> WORK INSTRUCTIONS
Please count the lines below that contain the word "content", and reply with that number alone.

____________________

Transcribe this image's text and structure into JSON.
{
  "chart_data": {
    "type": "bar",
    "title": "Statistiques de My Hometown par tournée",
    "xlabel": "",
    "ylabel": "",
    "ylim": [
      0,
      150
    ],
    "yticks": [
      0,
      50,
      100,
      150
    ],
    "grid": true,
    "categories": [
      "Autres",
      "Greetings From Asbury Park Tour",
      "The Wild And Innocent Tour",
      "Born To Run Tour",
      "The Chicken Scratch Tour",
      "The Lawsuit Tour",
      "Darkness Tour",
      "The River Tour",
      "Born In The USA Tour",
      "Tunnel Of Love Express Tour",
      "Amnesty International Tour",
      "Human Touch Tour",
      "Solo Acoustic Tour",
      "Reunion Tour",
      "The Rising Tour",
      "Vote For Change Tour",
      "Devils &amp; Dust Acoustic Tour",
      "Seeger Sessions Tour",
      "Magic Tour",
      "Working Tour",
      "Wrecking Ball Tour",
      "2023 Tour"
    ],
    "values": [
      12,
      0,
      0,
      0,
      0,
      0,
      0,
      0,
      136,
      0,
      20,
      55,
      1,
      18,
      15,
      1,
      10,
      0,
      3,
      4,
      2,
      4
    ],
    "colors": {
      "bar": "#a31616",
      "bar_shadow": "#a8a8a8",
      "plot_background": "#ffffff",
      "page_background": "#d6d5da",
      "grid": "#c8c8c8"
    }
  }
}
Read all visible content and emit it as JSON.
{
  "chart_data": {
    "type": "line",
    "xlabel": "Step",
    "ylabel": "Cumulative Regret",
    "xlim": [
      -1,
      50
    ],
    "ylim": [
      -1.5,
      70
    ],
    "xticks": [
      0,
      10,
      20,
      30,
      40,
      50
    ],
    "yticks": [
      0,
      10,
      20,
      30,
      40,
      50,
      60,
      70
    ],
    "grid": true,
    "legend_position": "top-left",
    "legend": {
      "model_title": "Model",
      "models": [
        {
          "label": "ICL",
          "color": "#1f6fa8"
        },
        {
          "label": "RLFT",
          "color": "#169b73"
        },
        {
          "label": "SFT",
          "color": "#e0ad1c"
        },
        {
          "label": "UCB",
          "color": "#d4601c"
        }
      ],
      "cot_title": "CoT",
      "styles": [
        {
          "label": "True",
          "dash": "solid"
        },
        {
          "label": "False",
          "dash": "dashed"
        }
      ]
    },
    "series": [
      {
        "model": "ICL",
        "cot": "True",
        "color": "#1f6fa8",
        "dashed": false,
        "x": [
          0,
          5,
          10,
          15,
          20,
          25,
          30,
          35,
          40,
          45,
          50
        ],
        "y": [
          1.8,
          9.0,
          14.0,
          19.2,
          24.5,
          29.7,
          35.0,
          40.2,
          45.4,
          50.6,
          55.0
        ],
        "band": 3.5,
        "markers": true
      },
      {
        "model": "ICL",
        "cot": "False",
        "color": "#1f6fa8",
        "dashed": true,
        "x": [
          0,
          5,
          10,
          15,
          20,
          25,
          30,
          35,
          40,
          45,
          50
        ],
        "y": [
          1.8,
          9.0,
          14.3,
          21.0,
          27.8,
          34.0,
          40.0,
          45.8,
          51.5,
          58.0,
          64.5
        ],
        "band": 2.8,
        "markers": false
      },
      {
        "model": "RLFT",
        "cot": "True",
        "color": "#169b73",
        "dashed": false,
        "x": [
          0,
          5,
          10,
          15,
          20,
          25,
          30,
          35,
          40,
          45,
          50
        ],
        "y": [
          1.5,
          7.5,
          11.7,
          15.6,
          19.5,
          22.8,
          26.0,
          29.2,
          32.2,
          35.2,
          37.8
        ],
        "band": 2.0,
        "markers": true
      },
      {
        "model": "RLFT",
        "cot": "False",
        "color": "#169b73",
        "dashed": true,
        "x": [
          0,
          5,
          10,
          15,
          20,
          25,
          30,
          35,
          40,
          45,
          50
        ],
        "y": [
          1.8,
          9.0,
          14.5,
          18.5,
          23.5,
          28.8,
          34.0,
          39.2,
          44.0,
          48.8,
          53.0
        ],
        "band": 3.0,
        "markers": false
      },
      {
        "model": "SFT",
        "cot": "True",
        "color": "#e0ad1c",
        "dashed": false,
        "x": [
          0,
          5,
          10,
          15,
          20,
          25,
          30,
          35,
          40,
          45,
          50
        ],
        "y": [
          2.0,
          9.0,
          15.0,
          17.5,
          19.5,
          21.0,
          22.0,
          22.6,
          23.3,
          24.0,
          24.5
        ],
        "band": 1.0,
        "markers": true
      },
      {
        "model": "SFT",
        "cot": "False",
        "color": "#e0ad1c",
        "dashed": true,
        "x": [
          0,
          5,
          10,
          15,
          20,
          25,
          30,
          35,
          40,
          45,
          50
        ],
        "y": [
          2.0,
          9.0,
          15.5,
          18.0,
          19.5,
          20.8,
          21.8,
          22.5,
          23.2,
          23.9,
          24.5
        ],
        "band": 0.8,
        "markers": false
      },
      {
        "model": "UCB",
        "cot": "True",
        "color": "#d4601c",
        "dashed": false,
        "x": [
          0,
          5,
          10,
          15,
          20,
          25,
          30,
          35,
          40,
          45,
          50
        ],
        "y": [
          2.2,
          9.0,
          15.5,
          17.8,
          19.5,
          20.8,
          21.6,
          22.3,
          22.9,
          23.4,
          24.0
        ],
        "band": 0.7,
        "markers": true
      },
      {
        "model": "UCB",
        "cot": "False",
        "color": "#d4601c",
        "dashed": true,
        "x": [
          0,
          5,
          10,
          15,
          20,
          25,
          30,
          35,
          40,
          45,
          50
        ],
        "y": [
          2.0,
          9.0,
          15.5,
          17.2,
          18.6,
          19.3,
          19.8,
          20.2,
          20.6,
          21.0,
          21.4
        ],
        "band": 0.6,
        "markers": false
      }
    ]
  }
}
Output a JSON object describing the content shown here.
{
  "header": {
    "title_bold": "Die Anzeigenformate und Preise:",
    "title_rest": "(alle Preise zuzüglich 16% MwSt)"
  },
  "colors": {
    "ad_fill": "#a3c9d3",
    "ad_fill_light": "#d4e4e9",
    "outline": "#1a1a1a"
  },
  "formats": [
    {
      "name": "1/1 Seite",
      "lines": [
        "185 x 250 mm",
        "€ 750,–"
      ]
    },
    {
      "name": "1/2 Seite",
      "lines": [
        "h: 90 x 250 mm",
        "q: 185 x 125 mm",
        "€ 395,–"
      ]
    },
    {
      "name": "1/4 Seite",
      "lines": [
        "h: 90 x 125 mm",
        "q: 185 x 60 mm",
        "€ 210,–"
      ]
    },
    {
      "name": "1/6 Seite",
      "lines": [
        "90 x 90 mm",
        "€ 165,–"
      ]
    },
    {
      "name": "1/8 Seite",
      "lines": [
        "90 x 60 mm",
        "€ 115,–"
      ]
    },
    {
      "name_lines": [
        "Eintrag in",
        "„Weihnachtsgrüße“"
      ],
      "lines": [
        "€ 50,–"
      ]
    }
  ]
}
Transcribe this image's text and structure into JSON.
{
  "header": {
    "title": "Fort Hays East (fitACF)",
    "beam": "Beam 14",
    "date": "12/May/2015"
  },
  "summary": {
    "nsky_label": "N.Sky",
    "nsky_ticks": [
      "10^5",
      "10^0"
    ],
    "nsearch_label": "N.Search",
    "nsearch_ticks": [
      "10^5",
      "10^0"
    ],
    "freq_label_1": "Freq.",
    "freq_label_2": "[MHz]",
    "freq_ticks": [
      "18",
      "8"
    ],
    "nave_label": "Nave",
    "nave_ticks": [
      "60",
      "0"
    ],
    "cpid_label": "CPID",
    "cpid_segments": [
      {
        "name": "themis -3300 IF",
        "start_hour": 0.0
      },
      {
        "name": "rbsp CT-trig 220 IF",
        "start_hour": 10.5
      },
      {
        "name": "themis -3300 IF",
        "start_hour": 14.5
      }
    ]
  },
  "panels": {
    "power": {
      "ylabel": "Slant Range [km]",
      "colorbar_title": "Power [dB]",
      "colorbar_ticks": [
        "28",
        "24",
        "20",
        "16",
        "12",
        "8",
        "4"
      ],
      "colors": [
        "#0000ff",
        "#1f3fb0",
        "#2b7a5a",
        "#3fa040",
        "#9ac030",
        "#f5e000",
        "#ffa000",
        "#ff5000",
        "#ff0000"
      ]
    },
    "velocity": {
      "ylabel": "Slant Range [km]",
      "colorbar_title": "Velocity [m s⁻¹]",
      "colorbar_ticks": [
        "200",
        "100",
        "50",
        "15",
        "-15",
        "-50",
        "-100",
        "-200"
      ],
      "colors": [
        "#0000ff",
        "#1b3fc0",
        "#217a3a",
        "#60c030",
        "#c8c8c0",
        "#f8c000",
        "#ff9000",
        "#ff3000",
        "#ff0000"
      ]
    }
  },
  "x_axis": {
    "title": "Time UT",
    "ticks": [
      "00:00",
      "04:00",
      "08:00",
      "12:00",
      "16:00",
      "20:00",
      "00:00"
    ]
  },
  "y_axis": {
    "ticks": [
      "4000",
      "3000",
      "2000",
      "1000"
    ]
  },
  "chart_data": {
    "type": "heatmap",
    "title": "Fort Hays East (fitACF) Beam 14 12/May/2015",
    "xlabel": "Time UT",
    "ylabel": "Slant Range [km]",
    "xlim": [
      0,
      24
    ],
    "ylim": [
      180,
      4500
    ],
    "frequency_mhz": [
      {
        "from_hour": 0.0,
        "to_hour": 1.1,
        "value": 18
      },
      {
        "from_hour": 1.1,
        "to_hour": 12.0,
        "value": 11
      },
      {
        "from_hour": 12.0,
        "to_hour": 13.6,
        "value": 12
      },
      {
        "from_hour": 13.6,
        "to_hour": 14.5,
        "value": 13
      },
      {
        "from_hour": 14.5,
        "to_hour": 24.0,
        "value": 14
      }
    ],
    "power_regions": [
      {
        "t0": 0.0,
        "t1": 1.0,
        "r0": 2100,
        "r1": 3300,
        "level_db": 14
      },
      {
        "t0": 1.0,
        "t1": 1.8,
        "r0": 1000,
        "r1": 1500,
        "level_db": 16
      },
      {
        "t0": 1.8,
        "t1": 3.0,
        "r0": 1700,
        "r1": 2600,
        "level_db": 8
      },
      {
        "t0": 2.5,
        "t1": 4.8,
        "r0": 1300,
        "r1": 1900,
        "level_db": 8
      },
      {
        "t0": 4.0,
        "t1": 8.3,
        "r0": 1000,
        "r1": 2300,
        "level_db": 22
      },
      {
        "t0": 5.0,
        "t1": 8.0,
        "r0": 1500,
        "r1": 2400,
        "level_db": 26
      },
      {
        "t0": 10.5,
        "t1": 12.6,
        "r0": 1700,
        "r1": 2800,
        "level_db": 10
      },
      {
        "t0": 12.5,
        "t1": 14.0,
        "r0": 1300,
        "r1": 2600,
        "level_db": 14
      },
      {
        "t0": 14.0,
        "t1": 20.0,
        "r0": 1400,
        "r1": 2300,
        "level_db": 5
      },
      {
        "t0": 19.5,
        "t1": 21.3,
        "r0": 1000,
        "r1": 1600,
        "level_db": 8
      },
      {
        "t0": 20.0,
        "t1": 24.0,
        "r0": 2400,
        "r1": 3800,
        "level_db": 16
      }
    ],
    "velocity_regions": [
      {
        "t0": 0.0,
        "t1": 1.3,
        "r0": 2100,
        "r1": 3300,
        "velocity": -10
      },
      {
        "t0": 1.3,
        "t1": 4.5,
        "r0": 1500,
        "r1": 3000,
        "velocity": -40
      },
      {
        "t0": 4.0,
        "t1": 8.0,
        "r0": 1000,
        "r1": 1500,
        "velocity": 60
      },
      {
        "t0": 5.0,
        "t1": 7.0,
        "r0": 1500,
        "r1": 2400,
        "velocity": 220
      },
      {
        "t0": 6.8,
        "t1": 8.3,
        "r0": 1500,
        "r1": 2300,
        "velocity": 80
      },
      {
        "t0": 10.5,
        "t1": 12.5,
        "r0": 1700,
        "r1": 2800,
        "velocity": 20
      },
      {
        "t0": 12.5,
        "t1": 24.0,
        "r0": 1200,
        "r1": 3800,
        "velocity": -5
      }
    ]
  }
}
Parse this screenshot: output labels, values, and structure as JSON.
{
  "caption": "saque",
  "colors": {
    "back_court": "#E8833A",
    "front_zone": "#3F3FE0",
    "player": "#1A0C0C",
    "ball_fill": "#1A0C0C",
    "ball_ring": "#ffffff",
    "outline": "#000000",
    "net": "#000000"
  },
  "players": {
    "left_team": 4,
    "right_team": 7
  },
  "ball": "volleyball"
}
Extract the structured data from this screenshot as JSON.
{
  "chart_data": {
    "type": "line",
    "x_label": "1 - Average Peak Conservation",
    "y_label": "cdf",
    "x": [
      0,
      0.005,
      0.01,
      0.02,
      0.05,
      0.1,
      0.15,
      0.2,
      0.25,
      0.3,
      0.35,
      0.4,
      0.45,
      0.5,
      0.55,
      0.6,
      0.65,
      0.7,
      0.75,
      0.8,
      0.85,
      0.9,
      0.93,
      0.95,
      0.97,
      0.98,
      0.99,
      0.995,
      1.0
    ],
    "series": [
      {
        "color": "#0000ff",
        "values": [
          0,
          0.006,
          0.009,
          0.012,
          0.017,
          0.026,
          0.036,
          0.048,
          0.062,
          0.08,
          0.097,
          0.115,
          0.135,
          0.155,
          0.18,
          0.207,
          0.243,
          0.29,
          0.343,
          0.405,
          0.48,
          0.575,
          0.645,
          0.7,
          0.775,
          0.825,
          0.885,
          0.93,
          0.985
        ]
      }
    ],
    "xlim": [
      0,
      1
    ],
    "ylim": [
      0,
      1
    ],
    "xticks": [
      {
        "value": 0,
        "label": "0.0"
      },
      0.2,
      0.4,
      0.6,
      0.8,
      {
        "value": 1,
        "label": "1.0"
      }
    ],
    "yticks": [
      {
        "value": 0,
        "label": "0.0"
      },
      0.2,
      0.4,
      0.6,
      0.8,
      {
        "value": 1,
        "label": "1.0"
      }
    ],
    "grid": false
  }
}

____________________

> RESULT OF THIS TASK
2